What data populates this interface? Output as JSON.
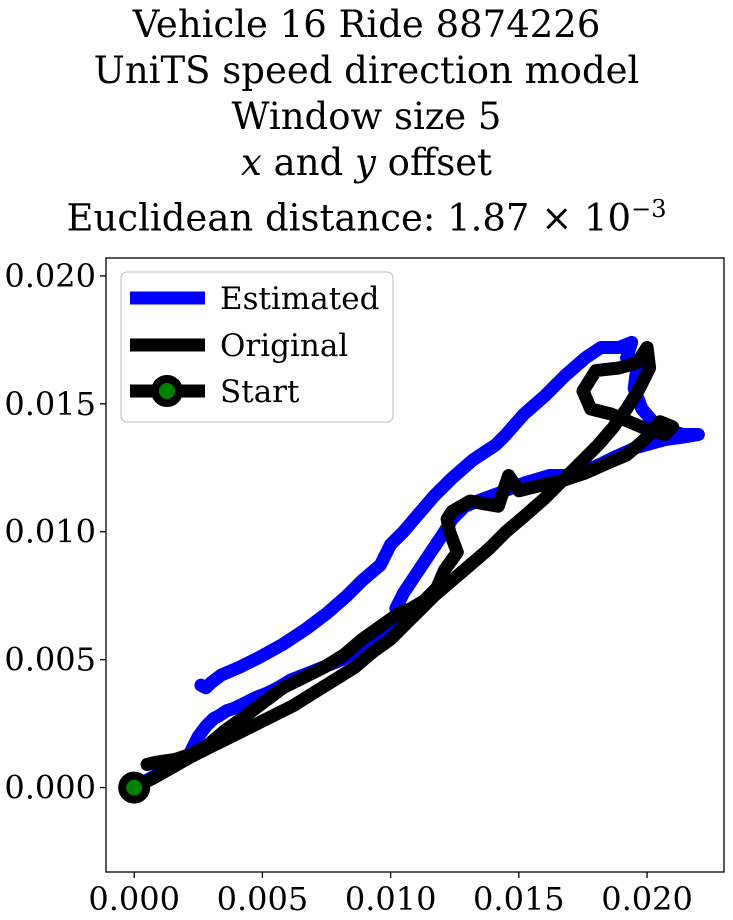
{
  "chart_data": {
    "type": "line",
    "title": {
      "line1": "Vehicle 16 Ride 8874226",
      "line2": "UniTS speed direction model",
      "line3": "Window size 5",
      "line4_var_x": "x",
      "line4_and": " and ",
      "line4_var_y": "y",
      "line4_rest": " offset",
      "line5_prefix": "Euclidean distance: 1.87",
      "line5_times": " × 10",
      "line5_exp": "−3"
    },
    "xlim": [
      -0.0011,
      0.023
    ],
    "ylim": [
      -0.0033,
      0.0207
    ],
    "xticks": [
      {
        "value": 0.0,
        "label": "0.000"
      },
      {
        "value": 0.005,
        "label": "0.005"
      },
      {
        "value": 0.01,
        "label": "0.010"
      },
      {
        "value": 0.015,
        "label": "0.015"
      },
      {
        "value": 0.02,
        "label": "0.020"
      }
    ],
    "yticks": [
      {
        "value": 0.0,
        "label": "0.000"
      },
      {
        "value": 0.005,
        "label": "0.005"
      },
      {
        "value": 0.01,
        "label": "0.010"
      },
      {
        "value": 0.015,
        "label": "0.015"
      },
      {
        "value": 0.02,
        "label": "0.020"
      }
    ],
    "legend": {
      "placement": "upper-left",
      "entries": [
        "Estimated",
        "Original",
        "Start"
      ]
    },
    "series": [
      {
        "name": "Estimated",
        "color": "#0000ff",
        "x": [
          0.0,
          0.0007,
          0.0015,
          0.0021,
          0.0025,
          0.0028,
          0.0031,
          0.0033,
          0.0036,
          0.0039,
          0.0043,
          0.0047,
          0.0052,
          0.0056,
          0.0061,
          0.0066,
          0.0071,
          0.0076,
          0.0081,
          0.0086,
          0.009,
          0.0094,
          0.0097,
          0.01,
          0.0104,
          0.0102,
          0.0105,
          0.0109,
          0.0113,
          0.0117,
          0.0121,
          0.0124,
          0.0127,
          0.0129,
          0.0134,
          0.0142,
          0.0152,
          0.0162,
          0.0172,
          0.0181,
          0.0187,
          0.0196,
          0.0207,
          0.0214,
          0.022,
          0.0214,
          0.0204,
          0.0198,
          0.0195,
          0.0196,
          0.0192,
          0.0194,
          0.0189,
          0.0182,
          0.0176,
          0.0168,
          0.016,
          0.0152,
          0.0145,
          0.0141,
          0.0132,
          0.0124,
          0.0117,
          0.0111,
          0.0105,
          0.01,
          0.0096,
          0.0089,
          0.0083,
          0.0075,
          0.0067,
          0.0058,
          0.0049,
          0.0041,
          0.0034,
          0.003,
          0.0028,
          0.0026
        ],
        "y": [
          0.0,
          0.0004,
          0.0008,
          0.0012,
          0.002,
          0.0024,
          0.0027,
          0.0028,
          0.003,
          0.0031,
          0.0033,
          0.0035,
          0.0037,
          0.0039,
          0.0042,
          0.0044,
          0.0046,
          0.0048,
          0.005,
          0.0053,
          0.0055,
          0.0056,
          0.0058,
          0.0062,
          0.0065,
          0.007,
          0.0076,
          0.0082,
          0.0088,
          0.0094,
          0.01,
          0.0105,
          0.0108,
          0.011,
          0.0112,
          0.0115,
          0.0119,
          0.0122,
          0.0122,
          0.0126,
          0.0129,
          0.0133,
          0.0136,
          0.0137,
          0.0138,
          0.0138,
          0.0141,
          0.0148,
          0.0156,
          0.0164,
          0.0168,
          0.0174,
          0.0172,
          0.0172,
          0.0168,
          0.0161,
          0.0153,
          0.0146,
          0.0138,
          0.0134,
          0.0128,
          0.0121,
          0.0114,
          0.0107,
          0.01,
          0.0095,
          0.0087,
          0.0081,
          0.0075,
          0.0068,
          0.0062,
          0.0056,
          0.0051,
          0.0047,
          0.0044,
          0.0041,
          0.0039,
          0.004
        ]
      },
      {
        "name": "Original",
        "color": "#000000",
        "x": [
          0.0,
          0.0008,
          0.0015,
          0.0022,
          0.003,
          0.0038,
          0.0046,
          0.0054,
          0.0062,
          0.007,
          0.0078,
          0.0086,
          0.0093,
          0.01,
          0.0106,
          0.0112,
          0.0117,
          0.0124,
          0.0131,
          0.0138,
          0.0145,
          0.0152,
          0.016,
          0.0167,
          0.0174,
          0.0181,
          0.0187,
          0.0192,
          0.0197,
          0.0201,
          0.02,
          0.0196,
          0.0189,
          0.018,
          0.0175,
          0.0178,
          0.0186,
          0.0193,
          0.02,
          0.0207,
          0.021,
          0.0205,
          0.0199,
          0.0192,
          0.0185,
          0.0176,
          0.0167,
          0.0158,
          0.015,
          0.0146,
          0.0142,
          0.0136,
          0.0131,
          0.0124,
          0.0122,
          0.0123,
          0.0126,
          0.0121,
          0.0118,
          0.0113,
          0.0108,
          0.0103,
          0.0096,
          0.0089,
          0.0082,
          0.0074,
          0.0066,
          0.0058,
          0.005,
          0.0042,
          0.0035,
          0.0028,
          0.0022,
          0.0016,
          0.0009,
          0.0005
        ],
        "y": [
          0.0,
          0.0004,
          0.0008,
          0.0012,
          0.0016,
          0.002,
          0.0024,
          0.0028,
          0.0032,
          0.0037,
          0.0042,
          0.0047,
          0.0053,
          0.0058,
          0.0064,
          0.007,
          0.0075,
          0.0081,
          0.0087,
          0.0093,
          0.01,
          0.0106,
          0.0113,
          0.012,
          0.0127,
          0.0134,
          0.0141,
          0.0148,
          0.0156,
          0.0164,
          0.0172,
          0.0166,
          0.0164,
          0.0163,
          0.0155,
          0.0148,
          0.0146,
          0.0143,
          0.014,
          0.0138,
          0.0141,
          0.0143,
          0.0136,
          0.013,
          0.0127,
          0.0123,
          0.012,
          0.0118,
          0.0116,
          0.0122,
          0.011,
          0.0111,
          0.0112,
          0.0108,
          0.0105,
          0.01,
          0.0092,
          0.0085,
          0.0078,
          0.0073,
          0.007,
          0.0068,
          0.0063,
          0.0058,
          0.0052,
          0.0047,
          0.0043,
          0.0039,
          0.0033,
          0.0027,
          0.0022,
          0.0016,
          0.0013,
          0.0011,
          0.001,
          0.0009
        ]
      },
      {
        "name": "Start",
        "color": "#000000",
        "marker_face": "#008000",
        "x": [
          0.0
        ],
        "y": [
          0.0
        ]
      }
    ]
  }
}
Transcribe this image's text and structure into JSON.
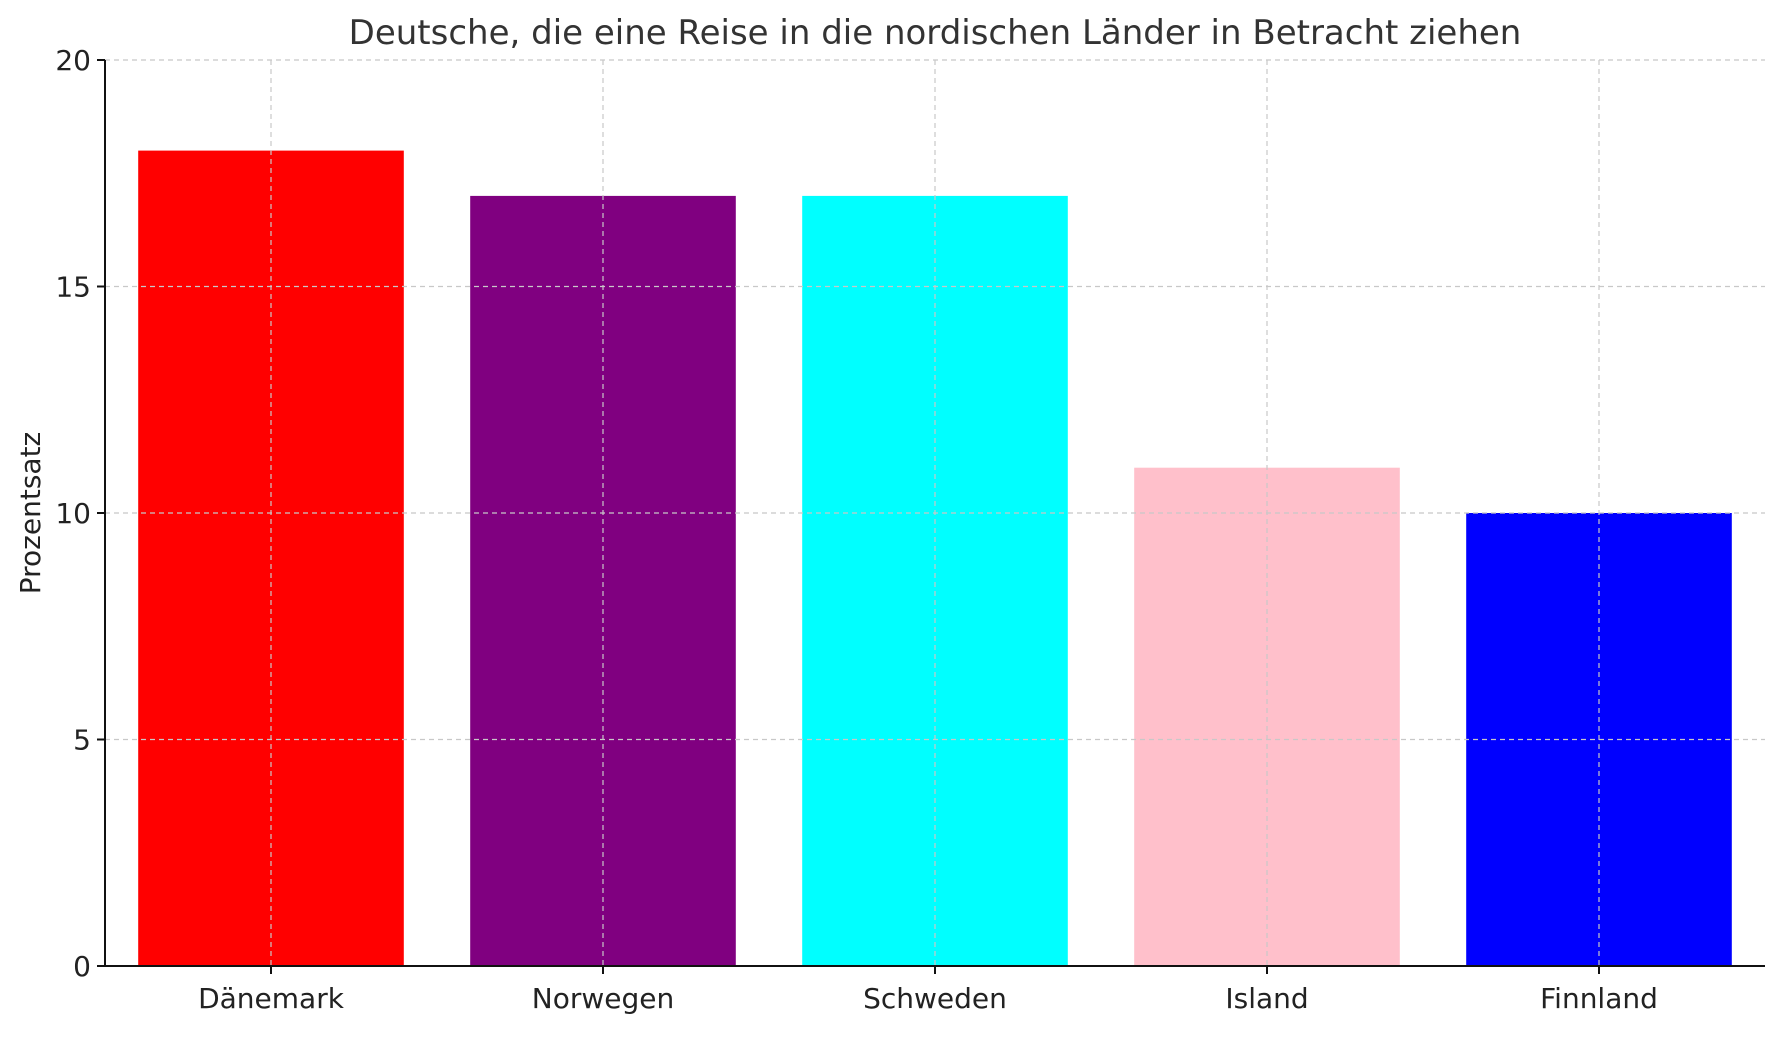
{
  "chart_data": {
    "type": "bar",
    "title": "Deutsche, die eine Reise in die nordischen Länder in Betracht ziehen",
    "xlabel": "",
    "ylabel": "Prozentsatz",
    "categories": [
      "Dänemark",
      "Norwegen",
      "Schweden",
      "Island",
      "Finnland"
    ],
    "values": [
      18,
      17,
      17,
      11,
      10
    ],
    "colors": [
      "#ff0000",
      "#800080",
      "#00ffff",
      "#ffc0cb",
      "#0000ff"
    ],
    "ylim": [
      0,
      20
    ],
    "yticks": [
      0,
      5,
      10,
      15,
      20
    ],
    "grid": true
  }
}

* [OBJECTIVE] Give back every line exactly as it stands, pictures excluded.

* [TASK ANSWER]
What data populates this interface? Output as JSON.
{
  "chart_data": {
    "type": "line",
    "title": {
      "line1": "Vehicle 16 Ride 8874226",
      "line2": "UniTS speed direction model",
      "line3": "Window size 5",
      "line4_var_x": "x",
      "line4_and": " and ",
      "line4_var_y": "y",
      "line4_rest": " offset",
      "line5_prefix": "Euclidean distance: 1.87",
      "line5_times": " × 10",
      "line5_exp": "−3"
    },
    "xlim": [
      -0.0011,
      0.023
    ],
    "ylim": [
      -0.0033,
      0.0207
    ],
    "xticks": [
      {
        "value": 0.0,
        "label": "0.000"
      },
      {
        "value": 0.005,
        "label": "0.005"
      },
      {
        "value": 0.01,
        "label": "0.010"
      },
      {
        "value": 0.015,
        "label": "0.015"
      },
      {
        "value": 0.02,
        "label": "0.020"
      }
    ],
    "yticks": [
      {
        "value": 0.0,
        "label": "0.000"
      },
      {
        "value": 0.005,
        "label": "0.005"
      },
      {
        "value": 0.01,
        "label": "0.010"
      },
      {
        "value": 0.015,
        "label": "0.015"
      },
      {
        "value": 0.02,
        "label": "0.020"
      }
    ],
    "legend": {
      "placement": "upper-left",
      "entries": [
        "Estimated",
        "Original",
        "Start"
      ]
    },
    "series": [
      {
        "name": "Estimated",
        "color": "#0000ff",
        "x": [
          0.0,
          0.0007,
          0.0015,
          0.0021,
          0.0025,
          0.0028,
          0.0031,
          0.0033,
          0.0036,
          0.0039,
          0.0043,
          0.0047,
          0.0052,
          0.0056,
          0.0061,
          0.0066,
          0.0071,
          0.0076,
          0.0081,
          0.0086,
          0.009,
          0.0094,
          0.0097,
          0.01,
          0.0104,
          0.0102,
          0.0105,
          0.0109,
          0.0113,
          0.0117,
          0.0121,
          0.0124,
          0.0127,
          0.0129,
          0.0134,
          0.0142,
          0.0152,
          0.0162,
          0.0172,
          0.0181,
          0.0187,
          0.0196,
          0.0207,
          0.0214,
          0.022,
          0.0214,
          0.0204,
          0.0198,
          0.0195,
          0.0196,
          0.0192,
          0.0194,
          0.0189,
          0.0182,
          0.0176,
          0.0168,
          0.016,
          0.0152,
          0.0145,
          0.0141,
          0.0132,
          0.0124,
          0.0117,
          0.0111,
          0.0105,
          0.01,
          0.0096,
          0.0089,
          0.0083,
          0.0075,
          0.0067,
          0.0058,
          0.0049,
          0.0041,
          0.0034,
          0.003,
          0.0028,
          0.0026
        ],
        "y": [
          0.0,
          0.0004,
          0.0008,
          0.0012,
          0.002,
          0.0024,
          0.0027,
          0.0028,
          0.003,
          0.0031,
          0.0033,
          0.0035,
          0.0037,
          0.0039,
          0.0042,
          0.0044,
          0.0046,
          0.0048,
          0.005,
          0.0053,
          0.0055,
          0.0056,
          0.0058,
          0.0062,
          0.0065,
          0.007,
          0.0076,
          0.0082,
          0.0088,
          0.0094,
          0.01,
          0.0105,
          0.0108,
          0.011,
          0.0112,
          0.0115,
          0.0119,
          0.0122,
          0.0122,
          0.0126,
          0.0129,
          0.0133,
          0.0136,
          0.0137,
          0.0138,
          0.0138,
          0.0141,
          0.0148,
          0.0156,
          0.0164,
          0.0168,
          0.0174,
          0.0172,
          0.0172,
          0.0168,
          0.0161,
          0.0153,
          0.0146,
          0.0138,
          0.0134,
          0.0128,
          0.0121,
          0.0114,
          0.0107,
          0.01,
          0.0095,
          0.0087,
          0.0081,
          0.0075,
          0.0068,
          0.0062,
          0.0056,
          0.0051,
          0.0047,
          0.0044,
          0.0041,
          0.0039,
          0.004
        ]
      },
      {
        "name": "Original",
        "color": "#000000",
        "x": [
          0.0,
          0.0008,
          0.0015,
          0.0022,
          0.003,
          0.0038,
          0.0046,
          0.0054,
          0.0062,
          0.007,
          0.0078,
          0.0086,
          0.0093,
          0.01,
          0.0106,
          0.0112,
          0.0117,
          0.0124,
          0.0131,
          0.0138,
          0.0145,
          0.0152,
          0.016,
          0.0167,
          0.0174,
          0.0181,
          0.0187,
          0.0192,
          0.0197,
          0.0201,
          0.02,
          0.0196,
          0.0189,
          0.018,
          0.0175,
          0.0178,
          0.0186,
          0.0193,
          0.02,
          0.0207,
          0.021,
          0.0205,
          0.0199,
          0.0192,
          0.0185,
          0.0176,
          0.0167,
          0.0158,
          0.015,
          0.0146,
          0.0142,
          0.0136,
          0.0131,
          0.0124,
          0.0122,
          0.0123,
          0.0126,
          0.0121,
          0.0118,
          0.0113,
          0.0108,
          0.0103,
          0.0096,
          0.0089,
          0.0082,
          0.0074,
          0.0066,
          0.0058,
          0.005,
          0.0042,
          0.0035,
          0.0028,
          0.0022,
          0.0016,
          0.0009,
          0.0005
        ],
        "y": [
          0.0,
          0.0004,
          0.0008,
          0.0012,
          0.0016,
          0.002,
          0.0024,
          0.0028,
          0.0032,
          0.0037,
          0.0042,
          0.0047,
          0.0053,
          0.0058,
          0.0064,
          0.007,
          0.0075,
          0.0081,
          0.0087,
          0.0093,
          0.01,
          0.0106,
          0.0113,
          0.012,
          0.0127,
          0.0134,
          0.0141,
          0.0148,
          0.0156,
          0.0164,
          0.0172,
          0.0166,
          0.0164,
          0.0163,
          0.0155,
          0.0148,
          0.0146,
          0.0143,
          0.014,
          0.0138,
          0.0141,
          0.0143,
          0.0136,
          0.013,
          0.0127,
          0.0123,
          0.012,
          0.0118,
          0.0116,
          0.0122,
          0.011,
          0.0111,
          0.0112,
          0.0108,
          0.0105,
          0.01,
          0.0092,
          0.0085,
          0.0078,
          0.0073,
          0.007,
          0.0068,
          0.0063,
          0.0058,
          0.0052,
          0.0047,
          0.0043,
          0.0039,
          0.0033,
          0.0027,
          0.0022,
          0.0016,
          0.0013,
          0.0011,
          0.001,
          0.0009
        ]
      },
      {
        "name": "Start",
        "color": "#000000",
        "marker_face": "#008000",
        "x": [
          0.0
        ],
        "y": [
          0.0
        ]
      }
    ]
  }
}
Transcribe this image's text and structure into JSON.
{
  "chart_data": {
    "type": "bar",
    "title": "Deutsche, die eine Reise in die nordischen Länder in Betracht ziehen",
    "xlabel": "",
    "ylabel": "Prozentsatz",
    "categories": [
      "Dänemark",
      "Norwegen",
      "Schweden",
      "Island",
      "Finnland"
    ],
    "values": [
      18,
      17,
      17,
      11,
      10
    ],
    "colors": [
      "#ff0000",
      "#800080",
      "#00ffff",
      "#ffc0cb",
      "#0000ff"
    ],
    "ylim": [
      0,
      20
    ],
    "yticks": [
      0,
      5,
      10,
      15,
      20
    ],
    "grid": true
  }
}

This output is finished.